## RECORDS PROVIDED
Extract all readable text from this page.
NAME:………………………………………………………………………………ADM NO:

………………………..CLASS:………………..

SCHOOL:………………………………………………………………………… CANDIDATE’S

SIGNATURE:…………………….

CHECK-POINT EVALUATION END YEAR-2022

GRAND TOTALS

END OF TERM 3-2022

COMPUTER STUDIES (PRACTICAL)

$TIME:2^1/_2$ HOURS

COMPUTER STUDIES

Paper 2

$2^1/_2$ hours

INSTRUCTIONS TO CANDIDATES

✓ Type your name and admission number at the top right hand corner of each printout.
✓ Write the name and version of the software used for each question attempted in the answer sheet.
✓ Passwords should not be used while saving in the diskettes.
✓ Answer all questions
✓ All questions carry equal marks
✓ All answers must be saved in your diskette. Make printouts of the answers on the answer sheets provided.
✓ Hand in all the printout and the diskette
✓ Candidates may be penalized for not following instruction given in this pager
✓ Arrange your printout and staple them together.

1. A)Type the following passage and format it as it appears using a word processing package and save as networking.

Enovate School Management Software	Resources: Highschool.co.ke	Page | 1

## EXERCISE
All of the data above should be transcribed exactly.

## SOLUTION TO THE PROBLEM
Extract all readable text from this page.
NAME:………………………………………………………………………………ADM NO:

………………………..CLASS:………………..

SCHOOL:………………………………………………………………………… CANDIDATE’S

SIGNATURE:…………………….

CHECK-POINT EVALUATION END YEAR-2022

GRAND TOTALS

END OF TERM 3-2022

COMPUTER STUDIES (PRACTICAL)

$TIME:2^1/_2$ HOURS

COMPUTER STUDIES

Paper 2

$2^1/_2$ hours

INSTRUCTIONS TO CANDIDATES

✓ Type your name and admission number at the top right hand corner of each printout.
✓ Write the name and version of the software used for each question attempted in the answer sheet.
✓ Passwords should not be used while saving in the diskettes.
✓ Answer all questions
✓ All questions carry equal marks
✓ All answers must be saved in your diskette. Make printouts of the answers on the answer sheets provided.
✓ Hand in all the printout and the diskette
✓ Candidates may be penalized for not following instruction given in this pager
✓ Arrange your printout and staple them together.

1. A)Type the following passage and format it as it appears using a word processing package and save as networking.

Enovate School Management Software	Resources: Highschool.co.ke	Page | 1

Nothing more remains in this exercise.